### TASK STATEMENT
Tally each line where the word "JSON" occurs, then give only the total.

--- START RAW RECORDS ---

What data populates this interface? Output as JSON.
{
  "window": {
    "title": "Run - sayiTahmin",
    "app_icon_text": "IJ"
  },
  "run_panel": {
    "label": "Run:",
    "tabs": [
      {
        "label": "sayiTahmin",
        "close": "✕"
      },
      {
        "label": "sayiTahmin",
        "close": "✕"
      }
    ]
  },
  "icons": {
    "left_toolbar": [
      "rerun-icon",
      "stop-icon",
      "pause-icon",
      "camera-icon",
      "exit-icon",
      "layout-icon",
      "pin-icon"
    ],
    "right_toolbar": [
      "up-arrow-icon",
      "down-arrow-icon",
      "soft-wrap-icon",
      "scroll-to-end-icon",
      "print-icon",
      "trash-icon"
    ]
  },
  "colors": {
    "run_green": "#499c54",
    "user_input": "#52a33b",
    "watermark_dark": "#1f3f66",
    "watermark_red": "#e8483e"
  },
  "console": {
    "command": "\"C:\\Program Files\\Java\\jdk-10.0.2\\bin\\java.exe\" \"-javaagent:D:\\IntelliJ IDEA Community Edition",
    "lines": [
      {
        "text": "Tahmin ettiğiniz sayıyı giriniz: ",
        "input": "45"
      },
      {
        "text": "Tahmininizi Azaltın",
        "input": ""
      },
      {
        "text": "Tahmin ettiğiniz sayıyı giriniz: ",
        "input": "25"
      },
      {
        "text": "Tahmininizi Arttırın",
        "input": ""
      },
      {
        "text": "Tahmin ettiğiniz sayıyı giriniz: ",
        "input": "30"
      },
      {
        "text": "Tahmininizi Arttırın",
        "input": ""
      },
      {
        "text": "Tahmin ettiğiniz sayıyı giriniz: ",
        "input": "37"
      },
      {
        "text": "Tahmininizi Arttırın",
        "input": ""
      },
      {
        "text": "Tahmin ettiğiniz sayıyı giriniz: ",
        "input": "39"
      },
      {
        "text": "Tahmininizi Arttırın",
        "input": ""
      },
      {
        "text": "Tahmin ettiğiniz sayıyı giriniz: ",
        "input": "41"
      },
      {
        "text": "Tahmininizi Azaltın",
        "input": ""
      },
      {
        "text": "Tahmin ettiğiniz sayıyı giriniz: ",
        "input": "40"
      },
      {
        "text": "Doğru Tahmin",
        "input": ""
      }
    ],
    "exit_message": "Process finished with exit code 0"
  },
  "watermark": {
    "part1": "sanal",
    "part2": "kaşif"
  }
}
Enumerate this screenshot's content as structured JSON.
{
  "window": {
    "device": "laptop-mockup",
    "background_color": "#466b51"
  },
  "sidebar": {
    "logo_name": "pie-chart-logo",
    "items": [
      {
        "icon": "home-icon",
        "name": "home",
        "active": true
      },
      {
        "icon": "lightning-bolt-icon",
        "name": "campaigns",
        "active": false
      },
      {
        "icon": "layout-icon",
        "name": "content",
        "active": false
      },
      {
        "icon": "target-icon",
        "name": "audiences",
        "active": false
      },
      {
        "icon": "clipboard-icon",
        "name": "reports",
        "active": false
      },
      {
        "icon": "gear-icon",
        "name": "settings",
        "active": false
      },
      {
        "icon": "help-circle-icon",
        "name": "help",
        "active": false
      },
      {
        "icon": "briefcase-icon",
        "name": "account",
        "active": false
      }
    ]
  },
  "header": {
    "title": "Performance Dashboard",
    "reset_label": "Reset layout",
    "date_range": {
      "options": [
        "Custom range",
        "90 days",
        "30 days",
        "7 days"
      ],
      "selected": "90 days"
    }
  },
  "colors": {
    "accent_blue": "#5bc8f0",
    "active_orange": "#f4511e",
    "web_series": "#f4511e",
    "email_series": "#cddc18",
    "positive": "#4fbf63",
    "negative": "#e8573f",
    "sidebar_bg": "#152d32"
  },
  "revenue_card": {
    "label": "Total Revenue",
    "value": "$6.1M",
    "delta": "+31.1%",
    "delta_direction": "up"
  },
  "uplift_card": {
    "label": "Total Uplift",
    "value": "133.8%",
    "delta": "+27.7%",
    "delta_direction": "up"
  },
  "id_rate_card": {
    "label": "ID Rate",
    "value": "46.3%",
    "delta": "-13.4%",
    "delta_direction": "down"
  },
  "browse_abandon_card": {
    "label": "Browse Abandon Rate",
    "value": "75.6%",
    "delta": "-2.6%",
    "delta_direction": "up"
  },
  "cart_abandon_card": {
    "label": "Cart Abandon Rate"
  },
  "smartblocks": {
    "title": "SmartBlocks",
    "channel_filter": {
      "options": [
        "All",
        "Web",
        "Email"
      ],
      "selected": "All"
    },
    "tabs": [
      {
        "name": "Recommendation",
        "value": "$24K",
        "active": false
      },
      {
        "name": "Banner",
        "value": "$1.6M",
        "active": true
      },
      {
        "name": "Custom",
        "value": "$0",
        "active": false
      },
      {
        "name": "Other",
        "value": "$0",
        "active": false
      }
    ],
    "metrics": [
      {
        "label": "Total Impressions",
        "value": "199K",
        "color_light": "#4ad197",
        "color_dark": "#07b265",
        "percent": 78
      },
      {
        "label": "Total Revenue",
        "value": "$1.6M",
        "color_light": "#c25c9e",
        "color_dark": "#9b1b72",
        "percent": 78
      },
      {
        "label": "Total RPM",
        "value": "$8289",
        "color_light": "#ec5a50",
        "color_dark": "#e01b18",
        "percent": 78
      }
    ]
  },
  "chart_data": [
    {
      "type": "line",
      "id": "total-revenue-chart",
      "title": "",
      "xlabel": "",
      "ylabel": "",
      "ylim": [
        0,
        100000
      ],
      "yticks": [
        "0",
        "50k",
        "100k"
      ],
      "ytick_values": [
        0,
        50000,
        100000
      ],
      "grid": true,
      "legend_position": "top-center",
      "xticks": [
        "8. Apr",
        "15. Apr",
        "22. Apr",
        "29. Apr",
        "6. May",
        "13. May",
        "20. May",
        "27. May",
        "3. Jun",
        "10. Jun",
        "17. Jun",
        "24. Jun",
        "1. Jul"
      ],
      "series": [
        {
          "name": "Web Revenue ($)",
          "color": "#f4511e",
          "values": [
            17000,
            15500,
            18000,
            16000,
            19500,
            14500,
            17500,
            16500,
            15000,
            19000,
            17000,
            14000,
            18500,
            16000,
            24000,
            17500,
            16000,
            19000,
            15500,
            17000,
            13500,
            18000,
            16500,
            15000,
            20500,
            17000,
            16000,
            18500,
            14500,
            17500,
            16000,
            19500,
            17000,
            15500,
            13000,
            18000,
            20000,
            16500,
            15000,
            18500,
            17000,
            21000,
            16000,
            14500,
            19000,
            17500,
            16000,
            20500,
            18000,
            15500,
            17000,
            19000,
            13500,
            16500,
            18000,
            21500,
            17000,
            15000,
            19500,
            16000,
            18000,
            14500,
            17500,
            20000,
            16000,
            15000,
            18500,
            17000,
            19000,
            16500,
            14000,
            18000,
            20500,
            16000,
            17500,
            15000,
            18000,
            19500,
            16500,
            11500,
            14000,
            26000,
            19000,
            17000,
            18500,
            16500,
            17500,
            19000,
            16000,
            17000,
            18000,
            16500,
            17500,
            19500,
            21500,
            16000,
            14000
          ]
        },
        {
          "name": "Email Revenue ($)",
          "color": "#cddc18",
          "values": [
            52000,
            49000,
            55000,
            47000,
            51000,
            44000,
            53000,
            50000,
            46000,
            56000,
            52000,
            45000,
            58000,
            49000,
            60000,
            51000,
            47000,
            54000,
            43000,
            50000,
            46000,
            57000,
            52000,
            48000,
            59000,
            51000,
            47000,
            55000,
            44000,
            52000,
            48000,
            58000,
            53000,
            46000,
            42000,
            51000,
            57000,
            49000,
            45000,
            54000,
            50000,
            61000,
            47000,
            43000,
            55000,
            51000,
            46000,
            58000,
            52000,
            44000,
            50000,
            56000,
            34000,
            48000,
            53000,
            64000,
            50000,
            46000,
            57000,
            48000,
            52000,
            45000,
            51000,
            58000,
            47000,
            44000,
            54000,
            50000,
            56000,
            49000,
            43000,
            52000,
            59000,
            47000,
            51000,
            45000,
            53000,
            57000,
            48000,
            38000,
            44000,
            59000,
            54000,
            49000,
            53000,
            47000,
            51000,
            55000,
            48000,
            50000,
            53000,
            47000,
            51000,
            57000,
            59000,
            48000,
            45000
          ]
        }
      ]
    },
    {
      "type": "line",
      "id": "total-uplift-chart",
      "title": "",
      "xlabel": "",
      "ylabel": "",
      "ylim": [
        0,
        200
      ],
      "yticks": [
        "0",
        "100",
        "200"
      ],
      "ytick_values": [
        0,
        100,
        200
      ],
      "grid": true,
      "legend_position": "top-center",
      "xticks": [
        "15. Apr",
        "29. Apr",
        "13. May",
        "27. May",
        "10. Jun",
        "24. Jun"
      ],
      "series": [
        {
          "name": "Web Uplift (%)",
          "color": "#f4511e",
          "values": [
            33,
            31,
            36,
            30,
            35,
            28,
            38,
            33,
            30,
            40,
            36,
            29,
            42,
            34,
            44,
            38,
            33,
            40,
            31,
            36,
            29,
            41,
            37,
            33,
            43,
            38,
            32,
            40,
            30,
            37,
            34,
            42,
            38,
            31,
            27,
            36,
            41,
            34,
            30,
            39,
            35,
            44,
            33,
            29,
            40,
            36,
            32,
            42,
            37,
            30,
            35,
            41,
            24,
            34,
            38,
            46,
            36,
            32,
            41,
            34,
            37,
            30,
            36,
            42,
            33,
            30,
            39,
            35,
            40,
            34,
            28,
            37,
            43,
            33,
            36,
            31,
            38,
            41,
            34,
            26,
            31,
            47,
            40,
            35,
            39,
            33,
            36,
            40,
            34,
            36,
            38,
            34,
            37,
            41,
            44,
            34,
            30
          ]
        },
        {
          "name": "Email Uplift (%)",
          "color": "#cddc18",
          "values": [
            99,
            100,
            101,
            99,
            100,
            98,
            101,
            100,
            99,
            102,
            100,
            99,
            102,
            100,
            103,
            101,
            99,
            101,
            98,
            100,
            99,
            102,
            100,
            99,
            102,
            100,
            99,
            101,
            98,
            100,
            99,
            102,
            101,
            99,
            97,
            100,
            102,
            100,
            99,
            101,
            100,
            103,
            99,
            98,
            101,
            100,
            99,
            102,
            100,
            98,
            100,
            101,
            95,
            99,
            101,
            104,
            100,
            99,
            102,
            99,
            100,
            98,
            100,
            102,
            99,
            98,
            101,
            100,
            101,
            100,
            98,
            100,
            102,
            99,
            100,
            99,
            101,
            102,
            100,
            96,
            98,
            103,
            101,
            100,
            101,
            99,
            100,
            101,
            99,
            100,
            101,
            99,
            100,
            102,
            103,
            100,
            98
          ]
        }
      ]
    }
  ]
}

--- END RAW RECORDS ---

### SOLUTION FOR THIS EXERCISE
2